#### What is expected
Write out, word for word, everything from the start of the records down to the line containing "lesion <box>207 34 267 74</box>", with that line included.

#### Records
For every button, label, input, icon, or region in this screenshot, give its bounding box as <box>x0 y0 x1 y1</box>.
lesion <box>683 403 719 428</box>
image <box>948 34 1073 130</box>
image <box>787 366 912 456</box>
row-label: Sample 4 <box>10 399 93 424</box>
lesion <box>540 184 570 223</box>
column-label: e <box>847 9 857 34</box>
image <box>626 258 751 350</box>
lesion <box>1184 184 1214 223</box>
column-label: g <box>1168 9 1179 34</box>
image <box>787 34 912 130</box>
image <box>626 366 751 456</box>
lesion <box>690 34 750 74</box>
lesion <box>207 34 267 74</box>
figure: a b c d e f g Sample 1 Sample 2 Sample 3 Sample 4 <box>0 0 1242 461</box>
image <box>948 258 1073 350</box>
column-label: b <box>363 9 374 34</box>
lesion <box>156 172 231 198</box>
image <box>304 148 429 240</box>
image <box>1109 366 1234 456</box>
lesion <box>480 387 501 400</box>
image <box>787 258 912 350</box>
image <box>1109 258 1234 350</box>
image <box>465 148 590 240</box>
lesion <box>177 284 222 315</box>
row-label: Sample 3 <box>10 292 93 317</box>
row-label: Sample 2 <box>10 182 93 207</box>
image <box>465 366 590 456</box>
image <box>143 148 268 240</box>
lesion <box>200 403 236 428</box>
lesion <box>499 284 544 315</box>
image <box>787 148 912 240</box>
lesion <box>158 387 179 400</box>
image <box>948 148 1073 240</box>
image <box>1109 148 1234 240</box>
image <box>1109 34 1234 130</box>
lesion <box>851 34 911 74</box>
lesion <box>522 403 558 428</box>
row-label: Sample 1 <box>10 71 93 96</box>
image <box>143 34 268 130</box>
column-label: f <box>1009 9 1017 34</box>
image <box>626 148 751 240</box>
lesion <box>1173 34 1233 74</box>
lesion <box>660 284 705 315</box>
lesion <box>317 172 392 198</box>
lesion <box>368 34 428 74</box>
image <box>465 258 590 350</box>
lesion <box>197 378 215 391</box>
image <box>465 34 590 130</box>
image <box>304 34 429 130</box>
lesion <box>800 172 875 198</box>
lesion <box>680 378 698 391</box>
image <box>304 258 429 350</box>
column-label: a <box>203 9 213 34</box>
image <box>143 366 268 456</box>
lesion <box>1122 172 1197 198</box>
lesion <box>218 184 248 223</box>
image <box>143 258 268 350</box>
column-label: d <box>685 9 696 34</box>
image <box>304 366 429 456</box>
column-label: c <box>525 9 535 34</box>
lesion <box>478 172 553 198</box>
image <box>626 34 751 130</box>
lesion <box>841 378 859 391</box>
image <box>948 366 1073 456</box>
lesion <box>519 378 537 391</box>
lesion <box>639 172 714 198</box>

#### Solution
For every button, label, input, icon, or region in this screenshot, give its bounding box as <box>x0 y0 x1 y1</box>.
lesion <box>683 403 719 428</box>
image <box>948 34 1073 130</box>
image <box>787 366 912 456</box>
row-label: Sample 4 <box>10 399 93 424</box>
lesion <box>540 184 570 223</box>
column-label: e <box>847 9 857 34</box>
image <box>626 258 751 350</box>
lesion <box>1184 184 1214 223</box>
column-label: g <box>1168 9 1179 34</box>
image <box>787 34 912 130</box>
image <box>626 366 751 456</box>
lesion <box>690 34 750 74</box>
lesion <box>207 34 267 74</box>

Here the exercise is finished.